## Records for this task

▬▬▬

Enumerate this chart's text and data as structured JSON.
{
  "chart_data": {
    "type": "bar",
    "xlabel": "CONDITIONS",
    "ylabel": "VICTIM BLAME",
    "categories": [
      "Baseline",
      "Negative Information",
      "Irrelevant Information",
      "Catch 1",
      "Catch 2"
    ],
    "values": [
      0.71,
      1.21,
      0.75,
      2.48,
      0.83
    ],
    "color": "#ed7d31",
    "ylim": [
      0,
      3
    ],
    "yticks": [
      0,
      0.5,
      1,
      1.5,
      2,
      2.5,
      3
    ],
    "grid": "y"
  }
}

▬▬▬

## Exercise brief
Each record above should be returned exactly as it appears.

## Exercise output
Enumerate this chart's text and data as structured JSON.
{
  "chart_data": {
    "type": "bar",
    "xlabel": "CONDITIONS",
    "ylabel": "VICTIM BLAME",
    "categories": [
      "Baseline",
      "Negative Information",
      "Irrelevant Information",
      "Catch 1",
      "Catch 2"
    ],
    "values": [
      0.71,
      1.21,
      0.75,
      2.48,
      0.83
    ],
    "color": "#ed7d31",
    "ylim": [
      0,
      3
    ],
    "yticks": [
      0,
      0.5,
      1,
      1.5,
      2,
      2.5,
      3
    ],
    "grid": "y"
  }
}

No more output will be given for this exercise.